<<<<
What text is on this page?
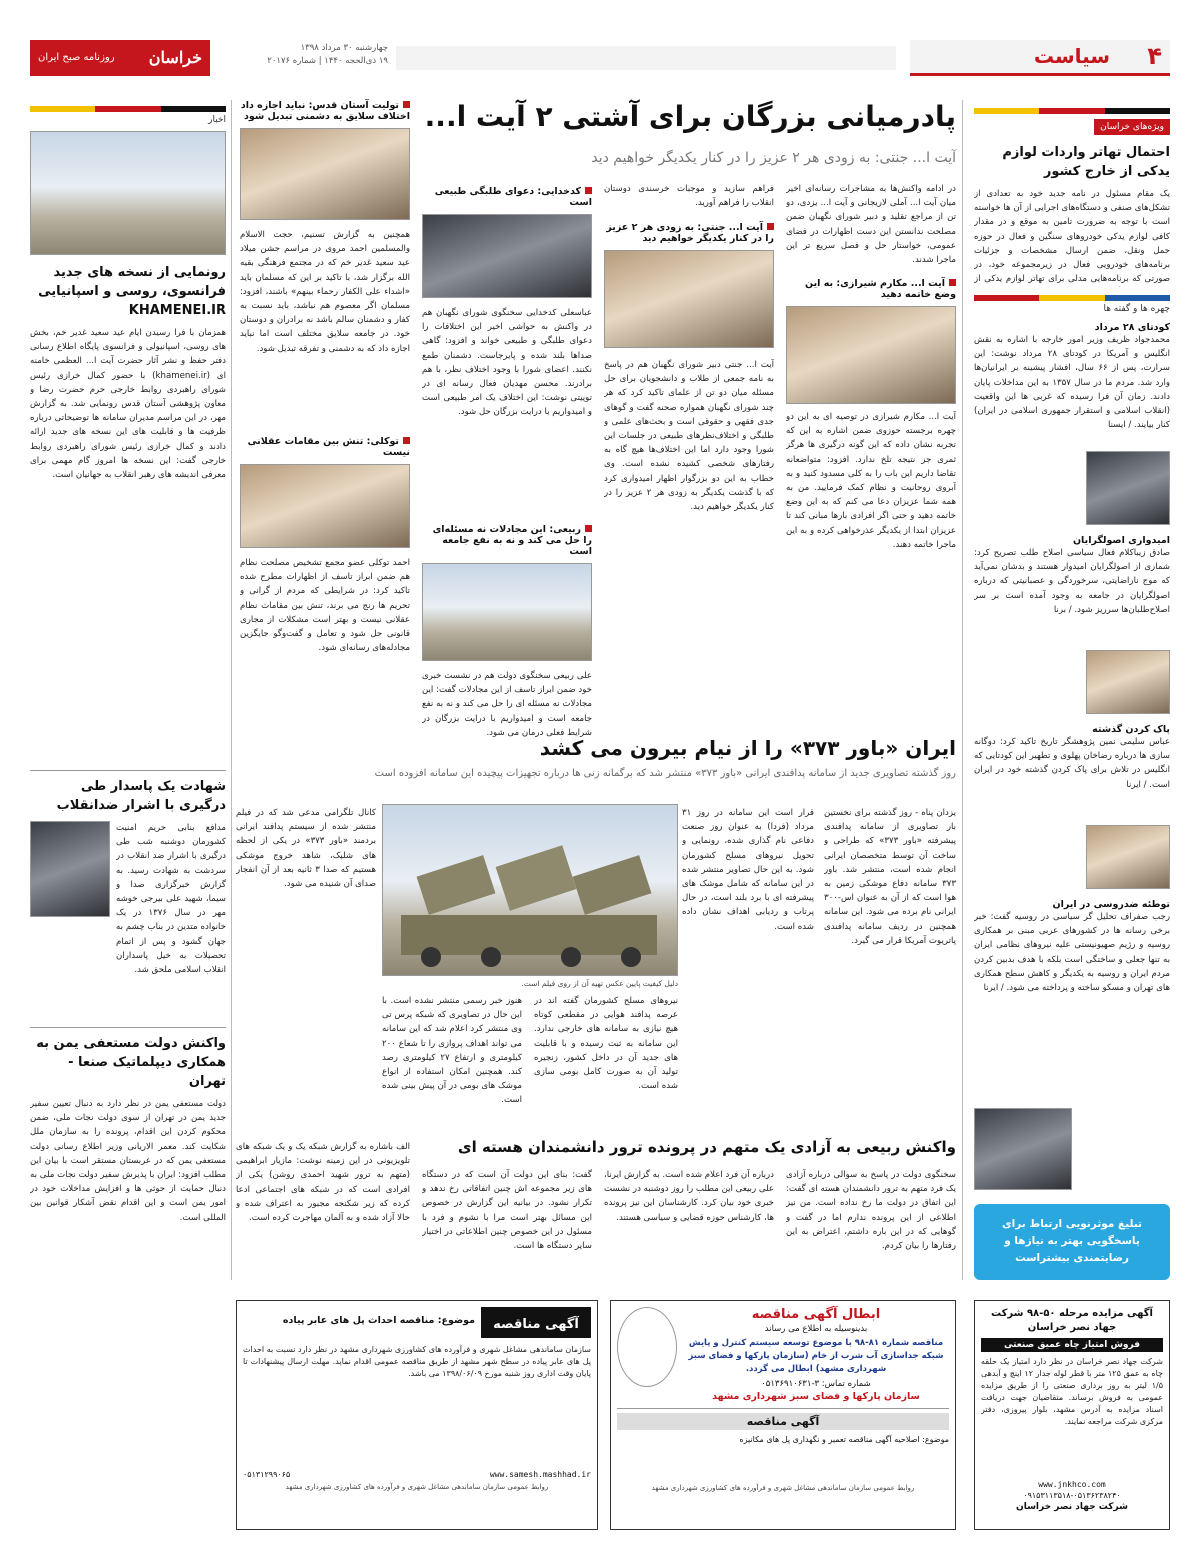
خراسان
روزنامه صبح ایران
چهارشنبه ۳۰ مرداد ۱۳۹۸
۱۹ ذی‌الحجه ۱۴۴۰ | شماره ۲۰۱۷۶	سیاست ۴
ویژه‌های خراسان
احتمال تهاتر واردات لوازم یدکی از خارج کشور
یک مقام مسئول در نامه جدید خود به تعدادی از تشکل‌های صنفی و دستگاه‌های اجرایی از آن ها خواسته است با توجه به ضرورت تامین به موقع و در مقدار کافی لوازم یدکی خودروهای سنگین و فعال در حوزه حمل ونقل، ضمن ارسال مشخصات و جزئیات برنامه‌های خودرویی فعال در زیرمجموعه خود، در صورتی که برنامه‌هایی مدلی برای تهاتر لوازم یدکی از
چهره ها و گفته ها
کودتای ۲۸ مرداد
محمدجواد ظریف وزیر امور خارجه با اشاره به نقش انگلیس و آمریکا در کودتای ۲۸ مرداد نوشت: این سرارت، پس از ۶۶ سال، افشار پیشینه بر ایرانیان‌ها وارد شد. مردم ما در سال ۱۳۵۷ به این مداخلات پایان دادند. زمان آن فرا رسیده که غربی ها این واقعیت (انقلاب اسلامی و استقرار جمهوری اسلامی در ایران) کنار بیایند. / ایسنا
امیدواری اصولگرایان
صادق زیباکلام فعال سیاسی اصلاح طلب تصریح کرد: شماری از اصولگرایان امیدوار هستند و بدشان نمی‌آید که موج ناراضایتی، سرخوردگی و عصبانیتی که درباره اصولگرایان در جامعه به وجود آمده است بر سر اصلاح‌طلبان‌ها سرریز شود. / برنا
پاک کردن گذشته
عباس سلیمی نمین پژوهشگر تاریخ تاکید کرد: دوگانه سازی ها درباره رضاخان پهلوی و تطهیر این کودتایی که انگلیس در تلاش برای پاک کردن گذشته خود در ایران است. / ایرنا
توطئه ضدروسی در ایران
رجب صفراف تحلیل گر سیاسی در روسیه گفت: خبر برخی رسانه ها در کشورهای عربی مبنی بر همکاری روسیه و رژیم صهیونیستی علیه نیروهای نظامی ایران به تنها جعلی و ساختگی است بلکه با هدف بدبین کردن مردم ایران و روسیه به یکدیگر و کاهش سطح همکاری های تهران و مسکو ساخته و پرداخته می شود. / ایرنا
تبلیغ موثرنویی ارتباط برای پاسخگویی بهتر به نیازها و رضایتمندی بیشتراست
پادرمیانی بزرگان برای آشتی ۲ آیت ا...
آیت ا... جنتی: به زودی هر ۲ عزیز را در کنار یکدیگر خواهیم دید
در ادامه واکنش‌ها به مشاجرات رسانه‌ای اخیر میان آیت ا... آملی لاریجانی و آیت ا... یزدی، دو تن از مراجع تقلید و دبیر شورای نگهبان ضمن مصلحت ندانستن این دست اظهارات در فضای عمومی، خواستار حل و فصل سریع تر این ماجرا شدند.
آیت ا... مکارم شیرازی: به این وضع خاتمه دهید
آیت ا... مکارم شیرازی در توصیه ای به این دو چهره برجسته حوزوی ضمن اشاره به این که تجربه نشان داده که این گونه درگیری ها هرگز ثمری جز نتیجه تلخ ندارد. افزود: متواضعانه تقاضا داریم این باب را به کلی مسدود کنید و به آبروی روحانیت و نظام کمک فرمایید. من به همه شما عزیزان دعا می کنم که به این وضع خاتمه دهید و حتی اگر افرادی بارها مبانی کند تا عزیزان ابتدا از یکدیگر عذرخواهی کرده و به این ماجرا خاتمه دهند.
فراهم سازید و موجبات خرسندی دوستان انقلاب را فراهم آورید.
آیت ا... جنتی: به زودی هر ۲ عزیز را در کنار یکدیگر خواهیم دید
آیت ا... جنتی دبیر شورای نگهبان هم در پاسخ به نامه جمعی از طلاب و دانشجویان برای حل مسئله میان دو تن از علمای تاکید کرد که هر چند شورای نگهبان همواره صحنه گفت و گوهای جدی فقهی و حقوقی است و بحث‌های علمی و طلبگی و اختلاف‌نظرهای طبیعی در جلسات این شورا وجود دارد اما این اختلاف‌ها هیچ گاه به رفتارهای شخصی کشیده نشده است. وی خطاب به این دو بزرگوار اظهار امیدواری کرد که با گذشت یکدیگر به زودی هر ۲ عزیز را در کنار یکدیگر خواهیم دید.
کدخدایی: دعوای طلبگی طبیعی است
عباسعلی کدخدایی سخنگوی شورای نگهبان هم در واکنش به حواشی اخیر این اختلافات را دعوای طلبگی و طبیعی خواند و افزود: گاهی صداها بلند شده و پایرجاست. دشمنان طمع نکنند. اعضای شورا با وجود اختلاف نظر، با هم برادرند. محسن مهدیان فعال رسانه ای در توییتی نوشت: این اختلاف یک امر طبیعی است و امیدواریم با درایت بزرگان حل شود.
ربیعی: این مجادلات نه مسئله‌ای را حل می کند و نه به نفع جامعه است
علی ربیعی سخنگوی دولت هم در نشست خبری خود ضمن ابراز تاسف از این مجادلات گفت: این مجادلات نه مسئله ای را حل می کند و نه به نفع جامعه است و امیدواریم با درایت بزرگان در شرایط فعلی درمان می شود.
تولیت آستان قدس: نباید اجازه داد اختلاف سلایق به دشمنی تبدیل شود
همچنین به گزارش تسنیم، حجت الاسلام والمسلمین احمد مروی در مراسم جشن میلاد عید سعید غدیر خم که در مجتمع فرهنگی بقیه الله برگزار شد، با تاکید بر این که مسلمان باید «اشداء علی الکفار رحماء بینهم» باشند، افزود: مسلمان اگر معصوم هم نباشد، باید نسبت به کفار و دشمنان سالم باشد نه برادران و دوستان خود. در جامعه سلایق مختلف است اما نباید اجازه داد که به دشمنی و تفرقه تبدیل شود.
توکلی: تنش بین مقامات عقلانی نیست
احمد توکلی عضو مجمع تشخیص مصلحت نظام هم ضمن ابراز تاسف از اظهارات مطرح شده تاکید کرد: در شرایطی که مردم از گرانی و تحریم ها رنج می برند، تنش بین مقامات نظام عقلانی نیست و بهتر است مشکلات از مجاری قانونی حل شود و تعامل و گفت‌وگو جایگزین مجادله‌های رسانه‌ای شود.
اخبار
رونمایی از نسخه های جدید فرانسوی، روسی و اسپانیایی KHAMENEI.IR
همزمان با فرا رسیدن ایام عید سعید غدیر خم، بخش های روسی، اسپانیولی و فرانسوی پایگاه اطلاع رسانی دفتر حفظ و نشر آثار حضرت آیت ا... العظمی خامنه ای (khamenei.ir) با حضور کمال خرازی رئیس شورای راهبردی روابط خارجی حرم حضرت رضا و معاون پژوهشی آستان قدس رونمایی شد. به گزارش مهر، در این مراسم مدیران سامانه ها توضیحاتی درباره ظرفیت ها و قابلیت های این نسخه های جدید ارائه دادند و کمال خرازی رئیس شورای راهبردی روابط خارجی گفت: این نسخه ها امروز گام مهمی برای معرفی اندیشه های رهبر انقلاب به جهانیان است.
شهادت یک پاسدار طی درگیری با اشرار ضدانقلاب
مدافع بنابی حریم امنیت کشورمان دوشنبه شب طی درگیری با اشرار ضد انقلاب در سردشت به شهادت رسید. به گزارش خبرگزاری صدا و سیما، شهید علی بیرجی خوشه مهر در سال ۱۳۷۶ در یک خانواده متدین در بناب چشم به جهان گشود و پس از اتمام تحصیلات به خیل پاسداران انقلاب اسلامی ملحق شد.
واکنش دولت مستعفی یمن به همکاری دیپلماتیک صنعا - تهران
دولت مستعفی یمن در نظر دارد به دنبال تعیین سفیر جدید یمن در تهران از سوی دولت نجات ملی، ضمن محکوم کردن این اقدام، پرونده را به سازمان ملل شکایت کند. معمر الاریانی وزیر اطلاع رسانی دولت مستعفی یمن که در عربستان مستقر است با بیان این مطلب افزود: ایران با پذیرش سفیر دولت نجات ملی به دنبال حمایت از حوثی ها و افزایش مداخلات خود در امور یمن است و این اقدام نقض آشکار قوانین بین المللی است.
ایران «باور ۳۷۳» را از نیام بیرون می کشد
روز گذشته تصاویری جدید از سامانه پدافندی ایرانی «باور ۳۷۳» منتشر شد که برگمانه زنی ها درباره تجهیزات پیچیده این سامانه افزوده است
یزدان پناه - روز گذشته برای نخستین بار تصاویری از سامانه پدافندی پیشرفته «باور ۳۷۳» که طراحی و ساخت آن توسط متخصصان ایرانی انجام شده است، منتشر شد. باور ۳۷۳ سامانه دفاع موشکی زمین به هوا است که از آن به عنوان اس-۳۰۰ ایرانی نام برده می شود. این سامانه همچنین در ردیف سامانه پدافندی پاتریوت آمریکا قرار می گیرد.
قرار است این سامانه در روز ۳۱ مرداد (فردا) به عنوان روز صنعت دفاعی نام گذاری شده، رونمایی و تحویل نیروهای مسلح کشورمان شود. به این حال تصاویر منتشر شده در این سامانه که شامل موشک های پیشرفته ای با برد بلند است، در حال پرتاب و ردیابی اهداف نشان داده شده است.
دلیل کیفیت پایین عکس تهیه آن از روی فیلم است.
کانال تلگرامی مدعی شد که در فیلم منتشر شده از سیستم پدافند ایرانی بردمند «باور ۳۷۳» در یکی از لحظه های شلیک، شاهد خروج موشکی هستیم که صدا ۳ ثانیه بعد از آن انفجار صدای آن شنیده می شود.
هنوز خبر رسمی منتشر نشده است. با این حال در تصاویری که شبکه پرس تی وی منتشر کرد اعلام شد که این سامانه می تواند اهداف پروازی را تا شعاع ۲۰۰ کیلومتری و ارتفاع ۲۷ کیلومتری رصد کند. همچنین امکان استفاده از انواع موشک های بومی در آن پیش بینی شده است.
نیروهای مسلح کشورمان گفته اند در عرصه پدافند هوایی در مقطعی کوتاه هیچ نیازی به سامانه های خارجی ندارد. این سامانه به ثبت رسیده و با قابلیت های جدید آن در داخل کشور، زنجیره تولید آن به صورت کامل بومی سازی شده است.
واکنش ربیعی به آزادی یک متهم در پرونده ترور دانشمندان هسته ای
سخنگوی دولت در پاسخ به سوالی درباره آزادی یک فرد متهم به ترور دانشمندان هسته ای گفت: این اتفاق در دولت ما رخ نداده است. من نیز اطلاعی از این پرونده ندارم اما در گفت و گوهایی که در این باره داشتم، اعتراض به این رفتارها را بیان کردم.
درباره آن فرد اعلام شده است. به گزارش ایرنا، علی ربیعی این مطلب را روز دوشنبه در نشست خبری خود بیان کرد. کارشناسان این نیز پرونده ها، کارشناس حوزه قضایی و سیاسی هستند.
گفت: بنای این دولت آن است که در دستگاه های زیر مجموعه اش چنین اتفاقاتی رخ ندهد و تکرار نشود. در بیانیه این گزارش در خصوص این مسائل بهتر است مرا با نشوم و فرد با مسئول در این خصوص چنین اطلاعاتی در اختیار سایر دستگاه ها است.
الف باشاره به گزارش شبکه یک و یک شبکه های تلویزیونی در این زمینه نوشت: مازیار ابراهیمی (متهم به ترور شهید احمدی روشن) یکی از افرادی است که در شبکه های اجتماعی ادعا کرده که زیر شکنجه مجبور به اعتراف شده و حالا آزاد شده و به آلمان مهاجرت کرده است.
آگهی مزایده مرحله ۵۰-۹۸ شرکت جهاد نصر خراسان
فروش امتیاز چاه عمیق صنعتی
شرکت جهاد نصر خراسان در نظر دارد امتیاز یک حلقه چاه به عمق ۱۲۵ متر با قطر لوله جدار ۱۲ اینچ و آبدهی ۱/۵ لیتر به روز برداری صنعتی را از طریق مزایده عمومی به فروش برساند. متقاضیان جهت دریافت اسناد مزایده به آدرس مشهد، بلوار پیروزی، دفتر مرکزی شرکت مراجعه نمایند.
www.jnkhco.com
۰۹۱۵۳۱۱۳۵۱۸-۰۵۱۳۶۲۳۸۲۴۰
شرکت جهاد نصر خراسان
ابطال آگهی مناقصه
بدینوسیله به اطلاع می رساند
مناقصه شماره ۸۱-۹۸ با موضوع توسعه سیستم کنترل و پایش شبکه جداسازی آب شرب از خام (سازمان پارکها و فضای سبز شهرداری مشهد) ابطال می گردد.
شماره تماس: ۳-۰۵۱۳۶۹۱۰۶۳۱
سازمان پارکها و فضای سبز شهرداری مشهد
آگهی مناقصه
موضوع: اصلاحیه آگهی مناقصه تعمیر و نگهداری پل های مکانیزه
روابط عمومی سازمان ساماندهی مشاغل شهری و فرآورده های کشاورزی شهرداری مشهد
آگهی مناقصه
موضوع: مناقصه احداث پل های عابر پیاده
سازمان ساماندهی مشاغل شهری و فرآورده های کشاورزی شهرداری مشهد در نظر دارد نسبت به احداث پل های عابر پیاده در سطح شهر مشهد از طریق مناقصه عمومی اقدام نماید. مهلت ارسال پیشنهادات تا پایان وقت اداری روز شنبه مورخ ۱۳۹۸/۰۶/۰۹ می باشد.
www.samesh.mashhad.ir
۰۵۱۳۱۲۹۹۰۶۵
روابط عمومی سازمان ساماندهی مشاغل شهری و فرآورده های کشاورزی شهرداری مشهد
>>>>
Task to complete:
Find every line in the records that contains the word "امیدواریم"; copy those lines.

The answer:
عباسعلی کدخدایی سخنگوی شورای نگهبان هم در واکنش به حواشی اخیر این اختلافات را دعوای طلبگی و طبیعی خواند و افزود: گاهی صداها بلند شده و پایرجاست. دشمنان طمع نکنند. اعضای شورا با وجود اختلاف نظر، با هم برادرند. محسن مهدیان فعال رسانه ای در توییتی نوشت: این اختلاف یک امر طبیعی است و امیدواریم با درایت بزرگان حل شود.
علی ربیعی سخنگوی دولت هم در نشست خبری خود ضمن ابراز تاسف از این مجادلات گفت: این مجادلات نه مسئله ای را حل می کند و نه به نفع جامعه است و امیدواریم با درایت بزرگان در شرایط فعلی درمان می شود.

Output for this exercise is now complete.